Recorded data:

+--

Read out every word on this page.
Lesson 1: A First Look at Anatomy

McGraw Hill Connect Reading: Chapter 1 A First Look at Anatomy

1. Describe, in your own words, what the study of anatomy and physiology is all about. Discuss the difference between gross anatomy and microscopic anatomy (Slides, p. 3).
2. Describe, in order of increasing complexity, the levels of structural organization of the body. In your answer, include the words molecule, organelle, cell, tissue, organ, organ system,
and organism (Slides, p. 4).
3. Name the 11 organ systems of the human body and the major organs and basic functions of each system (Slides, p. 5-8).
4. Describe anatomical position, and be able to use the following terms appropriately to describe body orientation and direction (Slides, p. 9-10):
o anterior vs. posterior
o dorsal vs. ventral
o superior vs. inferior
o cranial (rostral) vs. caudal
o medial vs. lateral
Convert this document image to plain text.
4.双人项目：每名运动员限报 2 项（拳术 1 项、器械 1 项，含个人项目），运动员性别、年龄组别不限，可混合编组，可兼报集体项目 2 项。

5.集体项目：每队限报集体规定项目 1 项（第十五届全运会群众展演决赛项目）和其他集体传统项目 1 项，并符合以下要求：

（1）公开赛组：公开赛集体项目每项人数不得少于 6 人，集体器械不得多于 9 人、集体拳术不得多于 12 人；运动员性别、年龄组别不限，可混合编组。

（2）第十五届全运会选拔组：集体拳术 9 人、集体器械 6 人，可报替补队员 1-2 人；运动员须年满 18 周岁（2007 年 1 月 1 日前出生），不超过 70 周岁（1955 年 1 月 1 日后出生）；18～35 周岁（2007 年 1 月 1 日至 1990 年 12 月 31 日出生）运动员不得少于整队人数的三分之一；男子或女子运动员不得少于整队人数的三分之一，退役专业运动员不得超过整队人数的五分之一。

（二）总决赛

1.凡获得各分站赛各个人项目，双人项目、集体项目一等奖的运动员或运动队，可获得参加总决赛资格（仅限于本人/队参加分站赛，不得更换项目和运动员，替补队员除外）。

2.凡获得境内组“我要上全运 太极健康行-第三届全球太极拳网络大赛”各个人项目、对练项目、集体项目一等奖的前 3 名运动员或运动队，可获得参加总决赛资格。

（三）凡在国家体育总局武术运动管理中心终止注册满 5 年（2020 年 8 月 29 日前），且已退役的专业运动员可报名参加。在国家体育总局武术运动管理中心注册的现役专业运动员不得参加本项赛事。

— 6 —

+--

> Problem
Output all of the data above without any alteration.

> Task answer
Read out every word on this page.
Lesson 1: A First Look at Anatomy

McGraw Hill Connect Reading: Chapter 1 A First Look at Anatomy

1. Describe, in your own words, what the study of anatomy and physiology is all about. Discuss the difference between gross anatomy and microscopic anatomy (Slides, p. 3).
2. Describe, in order of increasing complexity, the levels of structural organization of the body. In your answer, include the words molecule, organelle, cell, tissue, organ, organ system,
and organism (Slides, p. 4).
3. Name the 11 organ systems of the human body and the major organs and basic functions of each system (Slides, p. 5-8).
4. Describe anatomical position, and be able to use the following terms appropriately to describe body orientation and direction (Slides, p. 9-10):
o anterior vs. posterior
o dorsal vs. ventral
o superior vs. inferior
o cranial (rostral) vs. caudal
o medial vs. lateral
Convert this document image to plain text.
4.双人项目：每名运动员限报 2 项（拳术 1 项、器械 1 项，含个人项目），运动员性别、年龄组别不限，可混合编组，可兼报集体项目 2 项。

5.集体项目：每队限报集体规定项目 1 项（第十五届全运会群众展演决赛项目）和其他集体传统项目 1 项，并符合以下要求：

（1）公开赛组：公开赛集体项目每项人数不得少于 6 人，集体器械不得多于 9 人、集体拳术不得多于 12 人；运动员性别、年龄组别不限，可混合编组。

（2）第十五届全运会选拔组：集体拳术 9 人、集体器械 6 人，可报替补队员 1-2 人；运动员须年满 18 周岁（2007 年 1 月 1 日前出生），不超过 70 周岁（1955 年 1 月 1 日后出生）；18～35 周岁（2007 年 1 月 1 日至 1990 年 12 月 31 日出生）运动员不得少于整队人数的三分之一；男子或女子运动员不得少于整队人数的三分之一，退役专业运动员不得超过整队人数的五分之一。

（二）总决赛

1.凡获得各分站赛各个人项目，双人项目、集体项目一等奖的运动员或运动队，可获得参加总决赛资格（仅限于本人/队参加分站赛，不得更换项目和运动员，替补队员除外）。

2.凡获得境内组“我要上全运 太极健康行-第三届全球太极拳网络大赛”各个人项目、对练项目、集体项目一等奖的前 3 名运动员或运动队，可获得参加总决赛资格。

（三）凡在国家体育总局武术运动管理中心终止注册满 5 年（2020 年 8 月 29 日前），且已退役的专业运动员可报名参加。在国家体育总局武术运动管理中心注册的现役专业运动员不得参加本项赛事。

— 6 —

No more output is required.